------ EXTRACTED INFORMATION ------
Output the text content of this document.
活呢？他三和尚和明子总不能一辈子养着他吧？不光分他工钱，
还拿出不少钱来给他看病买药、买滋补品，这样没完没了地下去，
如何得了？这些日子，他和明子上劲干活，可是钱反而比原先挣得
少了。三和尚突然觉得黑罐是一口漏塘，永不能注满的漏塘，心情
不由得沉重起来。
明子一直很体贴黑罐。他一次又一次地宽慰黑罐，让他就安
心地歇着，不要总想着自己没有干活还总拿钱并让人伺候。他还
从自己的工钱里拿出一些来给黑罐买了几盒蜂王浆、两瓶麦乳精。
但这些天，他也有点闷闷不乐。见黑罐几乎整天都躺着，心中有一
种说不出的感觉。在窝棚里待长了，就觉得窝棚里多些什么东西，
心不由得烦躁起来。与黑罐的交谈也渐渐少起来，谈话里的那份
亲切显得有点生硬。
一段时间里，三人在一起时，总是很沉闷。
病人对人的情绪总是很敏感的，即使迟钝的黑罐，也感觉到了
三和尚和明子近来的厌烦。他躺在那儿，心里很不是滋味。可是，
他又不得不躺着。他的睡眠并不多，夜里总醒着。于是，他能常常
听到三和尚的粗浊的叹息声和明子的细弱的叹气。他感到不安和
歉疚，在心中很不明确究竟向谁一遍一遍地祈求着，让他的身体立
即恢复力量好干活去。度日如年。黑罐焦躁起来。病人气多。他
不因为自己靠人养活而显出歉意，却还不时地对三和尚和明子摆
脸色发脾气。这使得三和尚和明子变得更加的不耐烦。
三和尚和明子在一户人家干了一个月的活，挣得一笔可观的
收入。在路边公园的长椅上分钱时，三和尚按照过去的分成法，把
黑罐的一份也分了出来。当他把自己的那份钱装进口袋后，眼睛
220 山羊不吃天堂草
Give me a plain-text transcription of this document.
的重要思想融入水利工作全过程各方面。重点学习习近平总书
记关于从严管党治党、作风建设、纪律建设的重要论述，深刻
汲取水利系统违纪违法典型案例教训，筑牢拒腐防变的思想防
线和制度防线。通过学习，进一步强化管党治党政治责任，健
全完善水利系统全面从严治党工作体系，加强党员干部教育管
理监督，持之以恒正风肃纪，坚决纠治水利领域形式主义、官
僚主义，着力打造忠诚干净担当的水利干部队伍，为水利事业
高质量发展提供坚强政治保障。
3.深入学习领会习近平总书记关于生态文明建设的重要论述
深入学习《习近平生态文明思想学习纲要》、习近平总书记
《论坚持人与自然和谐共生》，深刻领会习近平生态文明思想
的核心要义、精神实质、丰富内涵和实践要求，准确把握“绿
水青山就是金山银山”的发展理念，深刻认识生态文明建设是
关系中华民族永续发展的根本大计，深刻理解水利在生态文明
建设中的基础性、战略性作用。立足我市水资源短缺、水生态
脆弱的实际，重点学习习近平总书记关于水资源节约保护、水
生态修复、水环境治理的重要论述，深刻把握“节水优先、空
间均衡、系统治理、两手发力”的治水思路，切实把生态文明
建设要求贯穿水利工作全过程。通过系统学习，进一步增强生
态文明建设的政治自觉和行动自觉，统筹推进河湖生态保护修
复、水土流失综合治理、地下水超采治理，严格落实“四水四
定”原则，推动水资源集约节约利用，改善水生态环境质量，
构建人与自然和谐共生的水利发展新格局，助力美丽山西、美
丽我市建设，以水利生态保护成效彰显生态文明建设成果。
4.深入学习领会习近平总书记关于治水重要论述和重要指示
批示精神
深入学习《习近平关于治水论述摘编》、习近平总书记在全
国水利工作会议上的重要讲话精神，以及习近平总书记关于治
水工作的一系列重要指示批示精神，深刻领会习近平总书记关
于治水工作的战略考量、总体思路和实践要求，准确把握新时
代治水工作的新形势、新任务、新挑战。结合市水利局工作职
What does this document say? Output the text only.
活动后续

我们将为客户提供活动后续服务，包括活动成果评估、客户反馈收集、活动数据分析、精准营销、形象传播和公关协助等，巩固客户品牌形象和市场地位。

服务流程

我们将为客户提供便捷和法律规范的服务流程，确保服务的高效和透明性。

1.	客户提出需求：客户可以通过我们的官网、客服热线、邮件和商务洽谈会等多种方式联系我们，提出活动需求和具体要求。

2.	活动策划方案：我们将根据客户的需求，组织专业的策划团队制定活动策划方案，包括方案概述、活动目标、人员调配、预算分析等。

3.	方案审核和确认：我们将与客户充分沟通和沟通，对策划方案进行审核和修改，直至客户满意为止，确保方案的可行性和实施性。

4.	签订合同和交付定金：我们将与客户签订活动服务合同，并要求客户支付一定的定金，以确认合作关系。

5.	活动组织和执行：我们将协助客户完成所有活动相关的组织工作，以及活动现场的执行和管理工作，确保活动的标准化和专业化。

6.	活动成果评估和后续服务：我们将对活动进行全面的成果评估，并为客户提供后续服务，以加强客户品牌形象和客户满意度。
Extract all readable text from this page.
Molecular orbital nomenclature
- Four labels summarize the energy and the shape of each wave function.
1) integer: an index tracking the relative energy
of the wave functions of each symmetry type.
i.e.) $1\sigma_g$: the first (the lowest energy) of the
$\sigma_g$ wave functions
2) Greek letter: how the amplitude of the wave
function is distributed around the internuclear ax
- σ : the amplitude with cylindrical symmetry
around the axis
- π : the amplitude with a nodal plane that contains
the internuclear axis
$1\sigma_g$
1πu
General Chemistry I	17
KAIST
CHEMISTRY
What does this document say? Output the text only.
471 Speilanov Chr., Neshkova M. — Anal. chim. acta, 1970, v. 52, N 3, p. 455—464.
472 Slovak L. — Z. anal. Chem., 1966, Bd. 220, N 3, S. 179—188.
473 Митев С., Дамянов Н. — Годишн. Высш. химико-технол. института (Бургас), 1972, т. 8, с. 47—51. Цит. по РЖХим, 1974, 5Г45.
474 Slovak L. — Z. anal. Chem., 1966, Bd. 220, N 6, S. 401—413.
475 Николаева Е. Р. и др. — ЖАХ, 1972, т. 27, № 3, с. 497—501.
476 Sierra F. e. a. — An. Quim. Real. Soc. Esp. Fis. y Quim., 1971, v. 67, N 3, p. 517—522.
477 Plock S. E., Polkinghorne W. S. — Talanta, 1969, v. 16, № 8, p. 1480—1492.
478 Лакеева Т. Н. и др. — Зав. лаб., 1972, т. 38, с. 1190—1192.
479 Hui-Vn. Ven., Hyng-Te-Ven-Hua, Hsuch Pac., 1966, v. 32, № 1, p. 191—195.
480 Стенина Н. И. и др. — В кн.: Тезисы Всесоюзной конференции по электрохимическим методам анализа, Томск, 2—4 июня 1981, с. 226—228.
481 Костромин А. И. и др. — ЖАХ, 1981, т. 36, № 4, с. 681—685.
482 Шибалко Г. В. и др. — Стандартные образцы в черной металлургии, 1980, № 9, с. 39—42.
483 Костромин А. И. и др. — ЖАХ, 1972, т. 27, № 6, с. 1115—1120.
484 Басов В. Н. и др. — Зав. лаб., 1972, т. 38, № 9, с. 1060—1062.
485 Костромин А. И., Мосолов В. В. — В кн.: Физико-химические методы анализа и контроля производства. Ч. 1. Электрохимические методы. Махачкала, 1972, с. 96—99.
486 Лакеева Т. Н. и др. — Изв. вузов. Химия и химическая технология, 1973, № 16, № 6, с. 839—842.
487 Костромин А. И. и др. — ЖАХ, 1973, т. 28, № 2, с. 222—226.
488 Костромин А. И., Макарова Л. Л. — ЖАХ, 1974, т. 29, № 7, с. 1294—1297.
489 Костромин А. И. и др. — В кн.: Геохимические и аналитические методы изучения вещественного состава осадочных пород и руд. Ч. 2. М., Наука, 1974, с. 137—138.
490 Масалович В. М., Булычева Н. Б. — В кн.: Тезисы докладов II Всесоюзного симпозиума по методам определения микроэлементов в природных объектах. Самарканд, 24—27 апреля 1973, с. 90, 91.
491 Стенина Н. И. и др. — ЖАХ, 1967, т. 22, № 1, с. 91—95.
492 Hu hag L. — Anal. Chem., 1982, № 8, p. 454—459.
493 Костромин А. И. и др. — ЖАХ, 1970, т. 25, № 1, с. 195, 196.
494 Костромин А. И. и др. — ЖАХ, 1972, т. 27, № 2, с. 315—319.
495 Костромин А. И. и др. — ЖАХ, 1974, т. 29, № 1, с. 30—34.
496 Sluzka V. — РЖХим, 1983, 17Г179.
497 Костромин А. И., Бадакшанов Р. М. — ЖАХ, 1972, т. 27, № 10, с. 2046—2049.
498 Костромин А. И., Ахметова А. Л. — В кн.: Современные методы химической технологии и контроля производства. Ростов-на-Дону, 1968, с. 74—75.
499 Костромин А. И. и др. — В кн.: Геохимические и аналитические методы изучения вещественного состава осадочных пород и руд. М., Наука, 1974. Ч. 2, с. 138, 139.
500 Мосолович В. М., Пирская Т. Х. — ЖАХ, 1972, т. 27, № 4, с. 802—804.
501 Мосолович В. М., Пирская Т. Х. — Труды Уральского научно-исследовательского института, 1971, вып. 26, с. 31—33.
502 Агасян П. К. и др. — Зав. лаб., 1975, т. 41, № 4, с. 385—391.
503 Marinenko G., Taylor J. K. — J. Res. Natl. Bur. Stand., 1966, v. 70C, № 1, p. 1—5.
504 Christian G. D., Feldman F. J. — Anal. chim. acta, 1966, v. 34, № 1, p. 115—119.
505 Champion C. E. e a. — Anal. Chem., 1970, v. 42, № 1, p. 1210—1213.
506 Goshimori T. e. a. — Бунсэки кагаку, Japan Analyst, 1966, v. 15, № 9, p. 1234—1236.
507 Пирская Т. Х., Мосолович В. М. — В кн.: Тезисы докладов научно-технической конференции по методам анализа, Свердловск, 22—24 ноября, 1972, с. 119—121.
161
------
- [EXERCISE DESCRIPTION] Among the entries above, identify all lines with "Мосолович" and copy them.

- [RESPONSE]
500 Мосолович В. М., Пирская Т. Х. — ЖАХ, 1972, т. 27, № 4, с. 802—804.
501 Мосолович В. М., Пирская Т. Х. — Труды Уральского научно-исследовательского института, 1971, вып. 26, с. 31—33.
507 Пирская Т. Х., Мосолович В. М. — В кн.: Тезисы докладов научно-технической конференции по методам анализа, Свердловск, 22—24 ноября, 1972, с. 119—121.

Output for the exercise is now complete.